Entries >>
※ ※ ※

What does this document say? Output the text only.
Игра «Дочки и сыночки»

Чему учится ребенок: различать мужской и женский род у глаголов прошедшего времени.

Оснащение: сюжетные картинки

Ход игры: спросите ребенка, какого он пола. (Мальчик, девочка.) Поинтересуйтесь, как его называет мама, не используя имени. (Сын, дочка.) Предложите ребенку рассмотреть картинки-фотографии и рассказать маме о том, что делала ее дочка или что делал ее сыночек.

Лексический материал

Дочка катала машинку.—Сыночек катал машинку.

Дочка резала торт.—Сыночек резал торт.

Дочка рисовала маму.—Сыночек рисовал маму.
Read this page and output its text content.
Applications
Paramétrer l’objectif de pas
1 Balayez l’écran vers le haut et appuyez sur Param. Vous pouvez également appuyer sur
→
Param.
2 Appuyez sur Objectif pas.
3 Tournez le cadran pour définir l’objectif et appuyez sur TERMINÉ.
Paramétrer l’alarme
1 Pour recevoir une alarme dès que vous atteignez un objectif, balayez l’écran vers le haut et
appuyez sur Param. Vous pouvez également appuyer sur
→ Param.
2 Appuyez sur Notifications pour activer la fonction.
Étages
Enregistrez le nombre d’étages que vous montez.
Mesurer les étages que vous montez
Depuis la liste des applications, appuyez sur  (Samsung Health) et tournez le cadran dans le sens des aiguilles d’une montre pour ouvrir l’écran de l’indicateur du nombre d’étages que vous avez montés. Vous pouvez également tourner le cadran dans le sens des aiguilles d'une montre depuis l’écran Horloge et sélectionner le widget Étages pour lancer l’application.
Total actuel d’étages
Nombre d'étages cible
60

※ ※ ※

Give the number of lines that carry the word "haut", with nothing added.

Solution >> 2